*What the exercise asks*
Go through the data and copy every line exactly, but not the images.

(Dataset excerpt)
################
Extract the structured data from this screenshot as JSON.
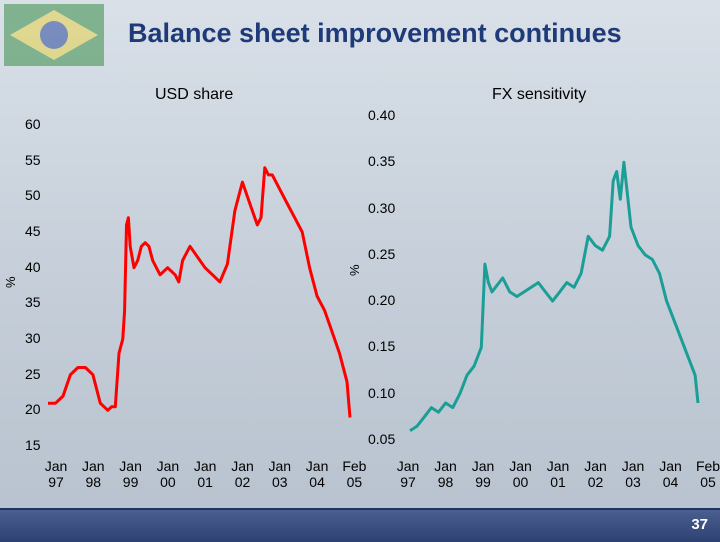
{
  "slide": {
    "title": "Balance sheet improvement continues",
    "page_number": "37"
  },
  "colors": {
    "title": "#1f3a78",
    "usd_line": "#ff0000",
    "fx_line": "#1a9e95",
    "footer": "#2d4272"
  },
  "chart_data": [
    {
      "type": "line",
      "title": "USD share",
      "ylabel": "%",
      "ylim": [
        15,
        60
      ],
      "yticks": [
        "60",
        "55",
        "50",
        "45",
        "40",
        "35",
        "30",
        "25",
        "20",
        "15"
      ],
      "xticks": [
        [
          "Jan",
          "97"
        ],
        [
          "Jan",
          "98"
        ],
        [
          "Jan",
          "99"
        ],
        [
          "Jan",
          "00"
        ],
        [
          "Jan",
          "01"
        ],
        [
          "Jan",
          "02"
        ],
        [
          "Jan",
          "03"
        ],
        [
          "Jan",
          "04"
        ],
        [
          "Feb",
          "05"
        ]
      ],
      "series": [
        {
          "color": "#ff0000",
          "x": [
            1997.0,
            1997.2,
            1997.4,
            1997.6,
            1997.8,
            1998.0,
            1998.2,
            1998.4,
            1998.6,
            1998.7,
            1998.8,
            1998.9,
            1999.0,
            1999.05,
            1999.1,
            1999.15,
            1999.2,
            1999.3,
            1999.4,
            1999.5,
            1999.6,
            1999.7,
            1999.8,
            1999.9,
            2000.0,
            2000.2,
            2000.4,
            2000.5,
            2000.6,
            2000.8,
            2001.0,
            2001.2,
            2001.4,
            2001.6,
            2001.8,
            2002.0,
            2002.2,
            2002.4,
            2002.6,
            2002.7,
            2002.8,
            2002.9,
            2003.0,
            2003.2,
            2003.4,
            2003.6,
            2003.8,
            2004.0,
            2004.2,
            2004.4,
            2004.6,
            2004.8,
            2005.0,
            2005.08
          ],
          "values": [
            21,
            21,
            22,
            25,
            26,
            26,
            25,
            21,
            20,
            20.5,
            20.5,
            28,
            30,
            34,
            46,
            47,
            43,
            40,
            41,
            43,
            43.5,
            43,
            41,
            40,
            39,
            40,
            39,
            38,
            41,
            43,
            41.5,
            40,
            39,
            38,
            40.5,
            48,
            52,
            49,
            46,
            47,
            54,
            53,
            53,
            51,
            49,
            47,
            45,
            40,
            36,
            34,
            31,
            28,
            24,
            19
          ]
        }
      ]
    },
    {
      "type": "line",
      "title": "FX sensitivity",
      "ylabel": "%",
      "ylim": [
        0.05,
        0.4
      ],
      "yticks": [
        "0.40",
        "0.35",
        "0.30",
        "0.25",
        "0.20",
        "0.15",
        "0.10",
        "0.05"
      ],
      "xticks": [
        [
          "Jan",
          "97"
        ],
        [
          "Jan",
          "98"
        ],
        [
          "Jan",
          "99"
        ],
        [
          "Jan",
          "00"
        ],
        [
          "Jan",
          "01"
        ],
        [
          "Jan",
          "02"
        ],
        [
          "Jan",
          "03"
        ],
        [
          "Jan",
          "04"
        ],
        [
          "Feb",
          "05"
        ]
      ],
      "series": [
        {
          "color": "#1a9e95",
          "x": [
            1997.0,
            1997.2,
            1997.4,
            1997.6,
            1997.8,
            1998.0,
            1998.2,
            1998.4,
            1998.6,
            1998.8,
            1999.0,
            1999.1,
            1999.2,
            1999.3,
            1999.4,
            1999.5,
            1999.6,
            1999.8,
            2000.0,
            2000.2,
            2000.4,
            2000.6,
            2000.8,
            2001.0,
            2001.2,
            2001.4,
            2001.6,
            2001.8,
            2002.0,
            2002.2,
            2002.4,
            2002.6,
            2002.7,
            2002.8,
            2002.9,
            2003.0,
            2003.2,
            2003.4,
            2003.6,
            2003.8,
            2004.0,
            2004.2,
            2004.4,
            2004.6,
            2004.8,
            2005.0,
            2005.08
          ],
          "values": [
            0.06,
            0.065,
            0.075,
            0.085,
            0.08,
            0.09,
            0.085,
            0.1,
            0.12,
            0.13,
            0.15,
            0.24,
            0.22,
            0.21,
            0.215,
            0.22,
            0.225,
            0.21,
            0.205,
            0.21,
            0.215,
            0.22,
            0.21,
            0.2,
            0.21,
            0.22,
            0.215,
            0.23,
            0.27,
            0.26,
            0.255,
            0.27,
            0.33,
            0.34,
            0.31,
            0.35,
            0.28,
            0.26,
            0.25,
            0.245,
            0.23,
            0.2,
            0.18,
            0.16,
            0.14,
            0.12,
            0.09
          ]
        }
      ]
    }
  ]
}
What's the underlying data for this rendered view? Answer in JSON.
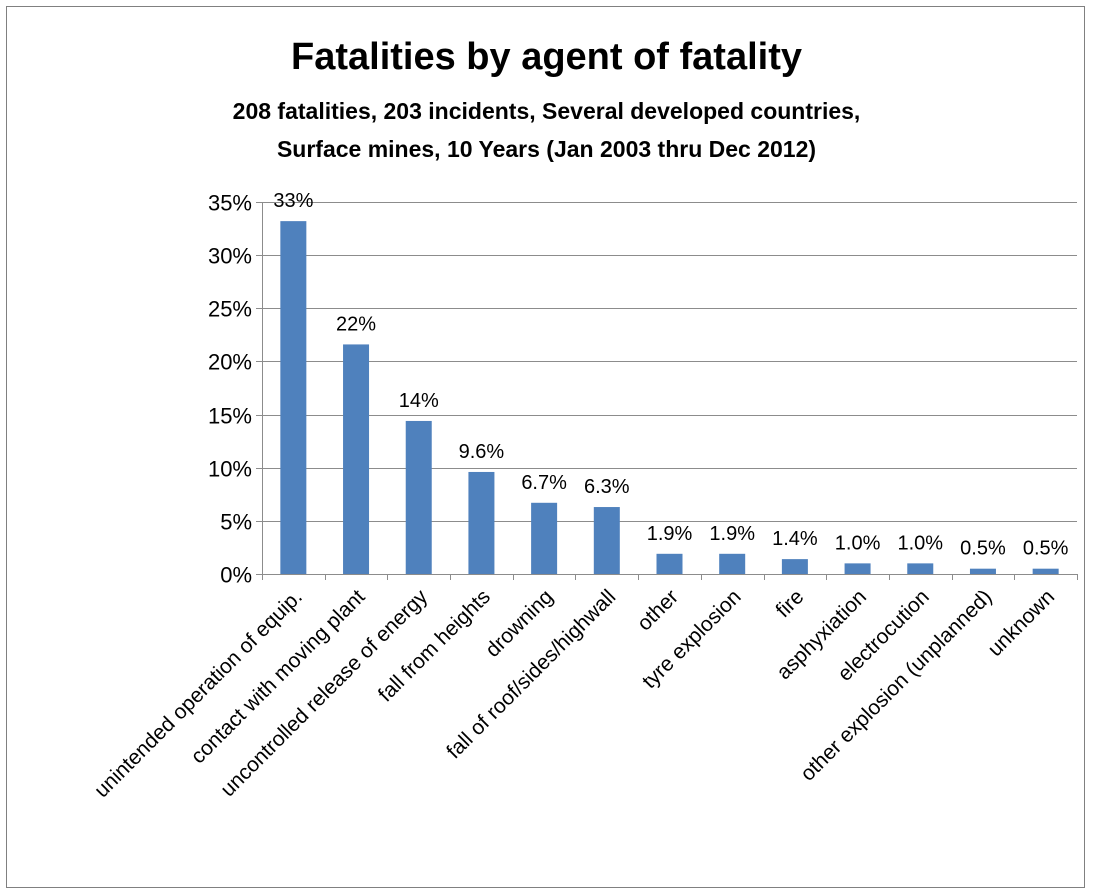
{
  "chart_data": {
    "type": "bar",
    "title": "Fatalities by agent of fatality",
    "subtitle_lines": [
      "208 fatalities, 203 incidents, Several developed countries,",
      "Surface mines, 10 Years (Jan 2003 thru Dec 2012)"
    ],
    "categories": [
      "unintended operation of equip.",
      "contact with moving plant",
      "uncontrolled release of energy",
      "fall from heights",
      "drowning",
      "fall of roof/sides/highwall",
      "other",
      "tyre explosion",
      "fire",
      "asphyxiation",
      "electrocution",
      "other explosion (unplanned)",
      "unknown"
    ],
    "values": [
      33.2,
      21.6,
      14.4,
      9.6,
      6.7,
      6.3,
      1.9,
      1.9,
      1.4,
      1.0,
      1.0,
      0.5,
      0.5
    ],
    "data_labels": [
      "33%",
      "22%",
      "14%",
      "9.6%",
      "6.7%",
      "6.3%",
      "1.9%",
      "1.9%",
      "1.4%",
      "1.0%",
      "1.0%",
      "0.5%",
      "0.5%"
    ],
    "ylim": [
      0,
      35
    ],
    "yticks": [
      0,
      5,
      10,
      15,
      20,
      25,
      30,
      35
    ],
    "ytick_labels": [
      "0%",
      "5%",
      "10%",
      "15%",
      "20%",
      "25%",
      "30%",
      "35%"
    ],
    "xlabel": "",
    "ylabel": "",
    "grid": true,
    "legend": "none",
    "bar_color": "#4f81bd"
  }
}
################
*Exercise response*
Extract the structured data from this screenshot as JSON.
{
  "slide": {
    "title": "Balance sheet improvement continues",
    "page_number": "37"
  },
  "colors": {
    "title": "#1f3a78",
    "usd_line": "#ff0000",
    "fx_line": "#1a9e95",
    "footer": "#2d4272"
  },
  "chart_data": [
    {
      "type": "line",
      "title": "USD share",
      "ylabel": "%",
      "ylim": [
        15,
        60
      ],
      "yticks": [
        "60",
        "55",
        "50",
        "45",
        "40",
        "35",
        "30",
        "25",
        "20",
        "15"
      ],
      "xticks": [
        [
          "Jan",
          "97"
        ],
        [
          "Jan",
          "98"
        ],
        [
          "Jan",
          "99"
        ],
        [
          "Jan",
          "00"
        ],
        [
          "Jan",
          "01"
        ],
        [
          "Jan",
          "02"
        ],
        [
          "Jan",
          "03"
        ],
        [
          "Jan",
          "04"
        ],
        [
          "Feb",
          "05"
        ]
      ],
      "series": [
        {
          "color": "#ff0000",
          "x": [
            1997.0,
            1997.2,
            1997.4,
            1997.6,
            1997.8,
            1998.0,
            1998.2,
            1998.4,
            1998.6,
            1998.7,
            1998.8,
            1998.9,
            1999.0,
            1999.05,
            1999.1,
            1999.15,
            1999.2,
            1999.3,
            1999.4,
            1999.5,
            1999.6,
            1999.7,
            1999.8,
            1999.9,
            2000.0,
            2000.2,
            2000.4,
            2000.5,
            2000.6,
            2000.8,
            2001.0,
            2001.2,
            2001.4,
            2001.6,
            2001.8,
            2002.0,
            2002.2,
            2002.4,
            2002.6,
            2002.7,
            2002.8,
            2002.9,
            2003.0,
            2003.2,
            2003.4,
            2003.6,
            2003.8,
            2004.0,
            2004.2,
            2004.4,
            2004.6,
            2004.8,
            2005.0,
            2005.08
          ],
          "values": [
            21,
            21,
            22,
            25,
            26,
            26,
            25,
            21,
            20,
            20.5,
            20.5,
            28,
            30,
            34,
            46,
            47,
            43,
            40,
            41,
            43,
            43.5,
            43,
            41,
            40,
            39,
            40,
            39,
            38,
            41,
            43,
            41.5,
            40,
            39,
            38,
            40.5,
            48,
            52,
            49,
            46,
            47,
            54,
            53,
            53,
            51,
            49,
            47,
            45,
            40,
            36,
            34,
            31,
            28,
            24,
            19
          ]
        }
      ]
    },
    {
      "type": "line",
      "title": "FX sensitivity",
      "ylabel": "%",
      "ylim": [
        0.05,
        0.4
      ],
      "yticks": [
        "0.40",
        "0.35",
        "0.30",
        "0.25",
        "0.20",
        "0.15",
        "0.10",
        "0.05"
      ],
      "xticks": [
        [
          "Jan",
          "97"
        ],
        [
          "Jan",
          "98"
        ],
        [
          "Jan",
          "99"
        ],
        [
          "Jan",
          "00"
        ],
        [
          "Jan",
          "01"
        ],
        [
          "Jan",
          "02"
        ],
        [
          "Jan",
          "03"
        ],
        [
          "Jan",
          "04"
        ],
        [
          "Feb",
          "05"
        ]
      ],
      "series": [
        {
          "color": "#1a9e95",
          "x": [
            1997.0,
            1997.2,
            1997.4,
            1997.6,
            1997.8,
            1998.0,
            1998.2,
            1998.4,
            1998.6,
            1998.8,
            1999.0,
            1999.1,
            1999.2,
            1999.3,
            1999.4,
            1999.5,
            1999.6,
            1999.8,
            2000.0,
            2000.2,
            2000.4,
            2000.6,
            2000.8,
            2001.0,
            2001.2,
            2001.4,
            2001.6,
            2001.8,
            2002.0,
            2002.2,
            2002.4,
            2002.6,
            2002.7,
            2002.8,
            2002.9,
            2003.0,
            2003.2,
            2003.4,
            2003.6,
            2003.8,
            2004.0,
            2004.2,
            2004.4,
            2004.6,
            2004.8,
            2005.0,
            2005.08
          ],
          "values": [
            0.06,
            0.065,
            0.075,
            0.085,
            0.08,
            0.09,
            0.085,
            0.1,
            0.12,
            0.13,
            0.15,
            0.24,
            0.22,
            0.21,
            0.215,
            0.22,
            0.225,
            0.21,
            0.205,
            0.21,
            0.215,
            0.22,
            0.21,
            0.2,
            0.21,
            0.22,
            0.215,
            0.23,
            0.27,
            0.26,
            0.255,
            0.27,
            0.33,
            0.34,
            0.31,
            0.35,
            0.28,
            0.26,
            0.25,
            0.245,
            0.23,
            0.2,
            0.18,
            0.16,
            0.14,
            0.12,
            0.09
          ]
        }
      ]
    }
  ]
}
What's the underlying data for this rendered view? Answer in JSON.
{
  "chart_data": {
    "type": "bar",
    "title": "Fatalities by agent of fatality",
    "subtitle_lines": [
      "208 fatalities, 203 incidents, Several developed countries,",
      "Surface mines, 10 Years (Jan 2003 thru Dec 2012)"
    ],
    "categories": [
      "unintended operation of equip.",
      "contact with moving plant",
      "uncontrolled release of energy",
      "fall from heights",
      "drowning",
      "fall of roof/sides/highwall",
      "other",
      "tyre explosion",
      "fire",
      "asphyxiation",
      "electrocution",
      "other explosion (unplanned)",
      "unknown"
    ],
    "values": [
      33.2,
      21.6,
      14.4,
      9.6,
      6.7,
      6.3,
      1.9,
      1.9,
      1.4,
      1.0,
      1.0,
      0.5,
      0.5
    ],
    "data_labels": [
      "33%",
      "22%",
      "14%",
      "9.6%",
      "6.7%",
      "6.3%",
      "1.9%",
      "1.9%",
      "1.4%",
      "1.0%",
      "1.0%",
      "0.5%",
      "0.5%"
    ],
    "ylim": [
      0,
      35
    ],
    "yticks": [
      0,
      5,
      10,
      15,
      20,
      25,
      30,
      35
    ],
    "ytick_labels": [
      "0%",
      "5%",
      "10%",
      "15%",
      "20%",
      "25%",
      "30%",
      "35%"
    ],
    "xlabel": "",
    "ylabel": "",
    "grid": true,
    "legend": "none",
    "bar_color": "#4f81bd"
  }
}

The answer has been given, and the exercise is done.